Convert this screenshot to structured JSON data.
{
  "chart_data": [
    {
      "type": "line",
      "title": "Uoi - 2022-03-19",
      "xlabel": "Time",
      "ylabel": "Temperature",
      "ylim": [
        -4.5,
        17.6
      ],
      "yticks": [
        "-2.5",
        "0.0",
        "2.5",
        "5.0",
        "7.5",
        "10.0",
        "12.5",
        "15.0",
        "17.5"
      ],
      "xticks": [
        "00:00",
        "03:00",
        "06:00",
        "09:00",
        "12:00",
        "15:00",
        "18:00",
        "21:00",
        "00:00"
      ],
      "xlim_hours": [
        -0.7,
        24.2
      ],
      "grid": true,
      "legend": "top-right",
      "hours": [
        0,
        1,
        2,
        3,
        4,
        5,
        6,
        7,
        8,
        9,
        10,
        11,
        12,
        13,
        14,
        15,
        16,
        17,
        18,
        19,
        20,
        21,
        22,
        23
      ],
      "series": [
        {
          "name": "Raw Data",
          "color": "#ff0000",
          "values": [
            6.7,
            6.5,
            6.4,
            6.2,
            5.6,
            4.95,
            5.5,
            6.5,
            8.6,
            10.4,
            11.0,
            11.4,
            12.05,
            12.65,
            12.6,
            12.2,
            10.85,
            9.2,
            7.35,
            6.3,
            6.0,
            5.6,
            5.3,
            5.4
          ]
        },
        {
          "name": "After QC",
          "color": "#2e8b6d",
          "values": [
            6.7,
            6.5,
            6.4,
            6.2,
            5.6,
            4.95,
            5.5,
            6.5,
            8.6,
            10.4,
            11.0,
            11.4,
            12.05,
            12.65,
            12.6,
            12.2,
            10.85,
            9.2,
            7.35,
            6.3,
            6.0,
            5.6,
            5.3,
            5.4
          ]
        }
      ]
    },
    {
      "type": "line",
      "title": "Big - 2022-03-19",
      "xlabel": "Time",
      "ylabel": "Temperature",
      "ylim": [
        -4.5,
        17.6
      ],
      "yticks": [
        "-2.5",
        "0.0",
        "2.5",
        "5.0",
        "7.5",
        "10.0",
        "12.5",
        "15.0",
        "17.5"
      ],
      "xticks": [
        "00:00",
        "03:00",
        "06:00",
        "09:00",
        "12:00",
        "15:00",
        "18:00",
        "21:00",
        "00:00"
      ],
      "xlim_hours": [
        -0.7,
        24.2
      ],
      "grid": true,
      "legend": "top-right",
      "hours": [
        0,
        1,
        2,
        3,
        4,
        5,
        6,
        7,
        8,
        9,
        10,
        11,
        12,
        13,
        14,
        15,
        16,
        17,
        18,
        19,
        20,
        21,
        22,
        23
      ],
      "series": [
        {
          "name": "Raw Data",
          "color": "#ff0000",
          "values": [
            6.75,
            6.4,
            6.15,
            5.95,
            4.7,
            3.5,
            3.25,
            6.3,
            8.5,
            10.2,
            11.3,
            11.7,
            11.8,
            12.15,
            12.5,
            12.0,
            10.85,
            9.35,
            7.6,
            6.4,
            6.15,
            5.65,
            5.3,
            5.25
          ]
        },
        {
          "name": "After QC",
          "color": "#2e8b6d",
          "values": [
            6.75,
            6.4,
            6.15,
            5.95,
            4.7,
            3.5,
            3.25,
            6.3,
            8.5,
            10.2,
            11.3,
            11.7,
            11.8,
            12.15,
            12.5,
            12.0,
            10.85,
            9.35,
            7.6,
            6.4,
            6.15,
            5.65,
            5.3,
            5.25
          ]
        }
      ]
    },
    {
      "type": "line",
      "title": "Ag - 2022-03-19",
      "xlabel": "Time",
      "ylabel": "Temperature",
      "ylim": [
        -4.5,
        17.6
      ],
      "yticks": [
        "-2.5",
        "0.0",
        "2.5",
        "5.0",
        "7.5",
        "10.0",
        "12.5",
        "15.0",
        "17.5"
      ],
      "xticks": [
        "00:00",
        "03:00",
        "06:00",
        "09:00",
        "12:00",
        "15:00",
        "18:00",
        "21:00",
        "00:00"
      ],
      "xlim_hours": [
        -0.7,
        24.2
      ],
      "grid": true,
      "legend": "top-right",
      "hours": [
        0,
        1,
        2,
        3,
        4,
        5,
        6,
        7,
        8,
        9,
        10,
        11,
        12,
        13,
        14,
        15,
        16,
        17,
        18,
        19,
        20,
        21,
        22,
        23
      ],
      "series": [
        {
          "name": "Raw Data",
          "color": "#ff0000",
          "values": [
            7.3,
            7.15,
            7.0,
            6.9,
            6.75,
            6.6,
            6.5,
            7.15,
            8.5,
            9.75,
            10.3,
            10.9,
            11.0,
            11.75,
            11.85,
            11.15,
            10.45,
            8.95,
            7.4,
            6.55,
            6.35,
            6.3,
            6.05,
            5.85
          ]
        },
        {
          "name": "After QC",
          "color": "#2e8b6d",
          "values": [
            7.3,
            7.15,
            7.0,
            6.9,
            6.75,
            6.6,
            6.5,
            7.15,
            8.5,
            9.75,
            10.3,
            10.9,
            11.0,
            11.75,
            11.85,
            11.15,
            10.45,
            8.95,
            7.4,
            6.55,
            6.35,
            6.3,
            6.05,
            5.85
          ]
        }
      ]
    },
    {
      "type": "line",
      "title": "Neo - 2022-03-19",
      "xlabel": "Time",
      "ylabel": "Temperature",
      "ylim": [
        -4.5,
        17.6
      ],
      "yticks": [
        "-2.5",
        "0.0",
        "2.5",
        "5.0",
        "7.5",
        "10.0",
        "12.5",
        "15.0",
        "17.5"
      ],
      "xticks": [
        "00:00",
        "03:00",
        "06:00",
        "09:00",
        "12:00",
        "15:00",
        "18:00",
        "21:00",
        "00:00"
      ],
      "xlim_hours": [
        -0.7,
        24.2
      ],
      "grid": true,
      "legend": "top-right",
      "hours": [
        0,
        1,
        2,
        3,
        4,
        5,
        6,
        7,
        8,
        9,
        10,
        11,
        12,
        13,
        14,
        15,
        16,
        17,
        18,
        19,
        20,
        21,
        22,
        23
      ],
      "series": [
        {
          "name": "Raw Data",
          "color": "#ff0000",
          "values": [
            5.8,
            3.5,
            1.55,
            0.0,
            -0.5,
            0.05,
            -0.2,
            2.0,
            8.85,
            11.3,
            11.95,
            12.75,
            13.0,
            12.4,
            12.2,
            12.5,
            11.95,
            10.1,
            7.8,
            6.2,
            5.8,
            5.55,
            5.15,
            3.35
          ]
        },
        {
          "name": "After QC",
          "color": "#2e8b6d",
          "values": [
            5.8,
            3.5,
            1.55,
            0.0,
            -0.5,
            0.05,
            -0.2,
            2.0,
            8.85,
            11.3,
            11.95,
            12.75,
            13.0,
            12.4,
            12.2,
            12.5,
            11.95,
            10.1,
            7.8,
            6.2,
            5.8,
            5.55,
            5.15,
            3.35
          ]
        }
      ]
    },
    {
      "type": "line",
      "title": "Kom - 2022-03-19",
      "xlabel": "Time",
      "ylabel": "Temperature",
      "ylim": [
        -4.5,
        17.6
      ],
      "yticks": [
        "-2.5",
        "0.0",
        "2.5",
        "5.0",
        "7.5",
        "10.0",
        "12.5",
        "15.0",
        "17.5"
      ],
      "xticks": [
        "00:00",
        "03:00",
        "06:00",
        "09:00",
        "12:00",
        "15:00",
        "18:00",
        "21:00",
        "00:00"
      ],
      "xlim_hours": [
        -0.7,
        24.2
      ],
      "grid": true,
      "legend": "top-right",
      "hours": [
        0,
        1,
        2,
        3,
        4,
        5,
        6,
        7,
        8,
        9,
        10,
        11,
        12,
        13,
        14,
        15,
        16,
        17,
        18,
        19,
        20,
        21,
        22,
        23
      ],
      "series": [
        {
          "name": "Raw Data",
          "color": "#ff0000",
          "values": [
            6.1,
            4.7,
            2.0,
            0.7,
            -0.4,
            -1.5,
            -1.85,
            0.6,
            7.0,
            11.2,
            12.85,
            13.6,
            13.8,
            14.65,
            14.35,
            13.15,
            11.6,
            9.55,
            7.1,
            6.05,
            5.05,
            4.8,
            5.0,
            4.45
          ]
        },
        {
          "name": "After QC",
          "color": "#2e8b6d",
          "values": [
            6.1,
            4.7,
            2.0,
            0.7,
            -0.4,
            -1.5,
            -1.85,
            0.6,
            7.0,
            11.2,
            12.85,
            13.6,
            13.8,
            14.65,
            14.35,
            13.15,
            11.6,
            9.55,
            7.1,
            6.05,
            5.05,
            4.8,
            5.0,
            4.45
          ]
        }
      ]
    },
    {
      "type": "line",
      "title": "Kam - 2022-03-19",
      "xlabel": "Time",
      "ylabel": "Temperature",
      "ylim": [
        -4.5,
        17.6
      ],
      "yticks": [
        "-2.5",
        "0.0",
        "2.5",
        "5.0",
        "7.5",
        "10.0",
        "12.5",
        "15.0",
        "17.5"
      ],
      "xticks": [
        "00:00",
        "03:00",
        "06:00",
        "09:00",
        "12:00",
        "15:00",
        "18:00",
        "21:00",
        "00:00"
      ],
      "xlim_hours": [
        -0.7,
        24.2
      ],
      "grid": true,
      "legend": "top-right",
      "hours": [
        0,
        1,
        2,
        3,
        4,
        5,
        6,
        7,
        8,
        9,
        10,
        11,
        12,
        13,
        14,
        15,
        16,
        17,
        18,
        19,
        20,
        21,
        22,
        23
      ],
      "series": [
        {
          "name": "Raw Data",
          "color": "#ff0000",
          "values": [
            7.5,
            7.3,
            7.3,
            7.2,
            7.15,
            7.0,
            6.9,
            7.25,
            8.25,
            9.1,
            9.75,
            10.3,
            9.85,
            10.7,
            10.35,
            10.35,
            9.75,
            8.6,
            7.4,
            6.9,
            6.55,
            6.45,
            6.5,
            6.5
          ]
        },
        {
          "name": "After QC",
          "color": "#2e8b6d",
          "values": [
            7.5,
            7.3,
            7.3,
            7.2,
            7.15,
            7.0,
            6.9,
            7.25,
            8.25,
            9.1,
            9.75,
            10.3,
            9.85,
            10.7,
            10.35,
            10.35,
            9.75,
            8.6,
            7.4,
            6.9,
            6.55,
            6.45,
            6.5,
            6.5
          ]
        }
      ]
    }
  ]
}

■ Problem to work on
Tally the lines of the data that contain the string "title" and report the total alone.

■ Solution to the problem
6